What you are asked to do:
Please report every line from the material that contains the word "history".

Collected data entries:

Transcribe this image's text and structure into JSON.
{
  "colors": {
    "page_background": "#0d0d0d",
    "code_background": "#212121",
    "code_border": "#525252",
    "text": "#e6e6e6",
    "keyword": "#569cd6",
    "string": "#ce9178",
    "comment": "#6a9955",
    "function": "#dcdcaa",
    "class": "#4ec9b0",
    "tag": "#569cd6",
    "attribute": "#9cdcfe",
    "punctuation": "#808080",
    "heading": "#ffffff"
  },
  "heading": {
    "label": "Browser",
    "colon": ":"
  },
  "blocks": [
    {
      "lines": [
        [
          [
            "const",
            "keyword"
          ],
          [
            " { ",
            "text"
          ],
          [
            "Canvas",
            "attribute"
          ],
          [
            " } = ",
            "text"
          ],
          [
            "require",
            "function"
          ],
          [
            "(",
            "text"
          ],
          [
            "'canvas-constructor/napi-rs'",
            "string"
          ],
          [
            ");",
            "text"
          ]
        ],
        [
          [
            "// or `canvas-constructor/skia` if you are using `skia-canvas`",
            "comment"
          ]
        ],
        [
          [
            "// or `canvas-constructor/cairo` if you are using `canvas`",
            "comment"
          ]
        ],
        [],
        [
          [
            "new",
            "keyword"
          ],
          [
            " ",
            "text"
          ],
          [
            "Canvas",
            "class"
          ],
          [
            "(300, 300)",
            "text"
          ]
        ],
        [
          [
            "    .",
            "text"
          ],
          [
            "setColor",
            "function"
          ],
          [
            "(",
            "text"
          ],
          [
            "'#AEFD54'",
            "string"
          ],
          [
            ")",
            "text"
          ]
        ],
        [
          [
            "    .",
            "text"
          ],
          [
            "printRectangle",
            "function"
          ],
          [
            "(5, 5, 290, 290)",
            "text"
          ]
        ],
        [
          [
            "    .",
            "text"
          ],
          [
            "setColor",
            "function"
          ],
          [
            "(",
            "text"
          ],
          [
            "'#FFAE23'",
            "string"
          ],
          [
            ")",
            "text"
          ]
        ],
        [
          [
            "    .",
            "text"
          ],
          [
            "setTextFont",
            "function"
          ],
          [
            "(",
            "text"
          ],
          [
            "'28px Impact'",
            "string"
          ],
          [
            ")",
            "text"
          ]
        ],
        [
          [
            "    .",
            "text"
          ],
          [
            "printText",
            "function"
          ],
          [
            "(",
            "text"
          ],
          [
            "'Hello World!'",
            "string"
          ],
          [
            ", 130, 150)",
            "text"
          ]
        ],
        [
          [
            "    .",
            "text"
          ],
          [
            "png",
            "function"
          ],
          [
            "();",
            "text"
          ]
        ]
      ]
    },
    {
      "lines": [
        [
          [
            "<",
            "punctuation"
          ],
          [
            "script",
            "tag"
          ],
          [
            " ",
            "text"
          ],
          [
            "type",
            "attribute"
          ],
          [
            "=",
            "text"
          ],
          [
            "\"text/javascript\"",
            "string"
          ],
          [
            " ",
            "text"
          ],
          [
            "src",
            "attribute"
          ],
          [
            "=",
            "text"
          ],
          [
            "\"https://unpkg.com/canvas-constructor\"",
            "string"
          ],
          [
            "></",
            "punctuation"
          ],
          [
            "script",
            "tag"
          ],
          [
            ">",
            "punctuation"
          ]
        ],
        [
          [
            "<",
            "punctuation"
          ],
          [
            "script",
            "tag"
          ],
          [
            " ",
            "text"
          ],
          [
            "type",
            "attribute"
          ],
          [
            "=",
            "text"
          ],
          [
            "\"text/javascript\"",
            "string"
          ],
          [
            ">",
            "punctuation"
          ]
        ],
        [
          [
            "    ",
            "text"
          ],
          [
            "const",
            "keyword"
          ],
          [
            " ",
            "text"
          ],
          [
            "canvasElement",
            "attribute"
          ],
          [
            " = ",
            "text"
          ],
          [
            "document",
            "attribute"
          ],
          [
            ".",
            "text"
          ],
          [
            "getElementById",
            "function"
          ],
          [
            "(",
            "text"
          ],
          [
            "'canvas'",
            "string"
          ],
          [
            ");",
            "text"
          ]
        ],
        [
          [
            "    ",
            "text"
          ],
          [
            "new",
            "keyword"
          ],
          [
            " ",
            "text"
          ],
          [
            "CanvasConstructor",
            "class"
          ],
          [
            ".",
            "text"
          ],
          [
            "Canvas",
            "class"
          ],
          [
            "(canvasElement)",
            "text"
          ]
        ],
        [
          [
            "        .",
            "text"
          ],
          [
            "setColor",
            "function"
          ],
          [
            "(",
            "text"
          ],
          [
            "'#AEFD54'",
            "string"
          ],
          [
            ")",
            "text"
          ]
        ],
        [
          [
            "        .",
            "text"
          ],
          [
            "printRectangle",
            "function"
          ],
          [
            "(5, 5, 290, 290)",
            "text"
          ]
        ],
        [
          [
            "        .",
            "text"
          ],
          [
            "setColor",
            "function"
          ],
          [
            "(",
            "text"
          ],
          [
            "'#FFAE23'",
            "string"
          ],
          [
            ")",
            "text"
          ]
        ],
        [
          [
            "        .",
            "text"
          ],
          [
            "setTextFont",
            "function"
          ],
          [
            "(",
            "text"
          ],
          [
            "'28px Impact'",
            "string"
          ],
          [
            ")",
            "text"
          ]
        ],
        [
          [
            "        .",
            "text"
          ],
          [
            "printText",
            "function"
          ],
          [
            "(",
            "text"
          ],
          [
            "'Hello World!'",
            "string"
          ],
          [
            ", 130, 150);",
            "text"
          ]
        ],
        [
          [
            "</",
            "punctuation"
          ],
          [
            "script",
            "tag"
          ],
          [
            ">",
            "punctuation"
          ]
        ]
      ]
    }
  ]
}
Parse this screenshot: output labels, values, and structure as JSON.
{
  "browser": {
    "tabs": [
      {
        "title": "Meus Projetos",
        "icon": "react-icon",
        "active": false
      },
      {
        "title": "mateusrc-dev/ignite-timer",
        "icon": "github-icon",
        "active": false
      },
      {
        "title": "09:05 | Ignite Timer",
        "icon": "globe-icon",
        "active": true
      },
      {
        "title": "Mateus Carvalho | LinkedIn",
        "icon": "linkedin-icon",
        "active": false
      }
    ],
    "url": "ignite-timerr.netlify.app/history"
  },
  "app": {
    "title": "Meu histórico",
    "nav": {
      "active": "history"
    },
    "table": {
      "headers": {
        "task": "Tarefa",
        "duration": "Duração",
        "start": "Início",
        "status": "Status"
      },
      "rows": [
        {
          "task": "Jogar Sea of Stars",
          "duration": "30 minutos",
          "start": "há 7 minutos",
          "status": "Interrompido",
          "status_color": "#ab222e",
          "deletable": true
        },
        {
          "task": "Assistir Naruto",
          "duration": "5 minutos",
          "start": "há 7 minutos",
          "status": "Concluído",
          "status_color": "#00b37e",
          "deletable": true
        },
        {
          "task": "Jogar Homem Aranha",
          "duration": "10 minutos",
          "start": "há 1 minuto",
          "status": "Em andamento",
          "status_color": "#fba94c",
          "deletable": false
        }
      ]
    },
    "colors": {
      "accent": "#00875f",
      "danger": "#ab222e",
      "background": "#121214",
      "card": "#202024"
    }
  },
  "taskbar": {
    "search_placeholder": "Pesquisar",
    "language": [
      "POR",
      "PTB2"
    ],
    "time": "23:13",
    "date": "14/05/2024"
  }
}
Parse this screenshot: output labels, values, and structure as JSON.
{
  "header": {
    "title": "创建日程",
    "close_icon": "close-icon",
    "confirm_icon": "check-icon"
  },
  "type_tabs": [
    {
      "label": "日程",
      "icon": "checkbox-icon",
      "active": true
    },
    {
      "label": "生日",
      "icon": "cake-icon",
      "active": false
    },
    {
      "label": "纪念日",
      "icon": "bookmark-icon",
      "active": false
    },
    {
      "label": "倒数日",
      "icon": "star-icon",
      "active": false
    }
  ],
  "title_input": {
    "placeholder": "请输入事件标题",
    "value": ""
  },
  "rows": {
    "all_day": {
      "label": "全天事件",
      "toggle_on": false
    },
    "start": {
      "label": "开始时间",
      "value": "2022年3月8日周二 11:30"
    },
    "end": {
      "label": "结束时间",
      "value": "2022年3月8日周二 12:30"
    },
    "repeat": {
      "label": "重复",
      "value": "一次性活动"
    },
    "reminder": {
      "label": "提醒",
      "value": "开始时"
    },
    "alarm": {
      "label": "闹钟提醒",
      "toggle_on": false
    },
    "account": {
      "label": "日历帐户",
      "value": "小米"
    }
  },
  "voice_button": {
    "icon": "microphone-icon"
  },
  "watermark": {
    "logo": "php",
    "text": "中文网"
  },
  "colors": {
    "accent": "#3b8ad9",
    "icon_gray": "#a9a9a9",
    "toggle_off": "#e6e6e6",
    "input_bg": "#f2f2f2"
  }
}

Answer to the task:
    "url": "ignite-timerr.netlify.app/history"
      "active": "history"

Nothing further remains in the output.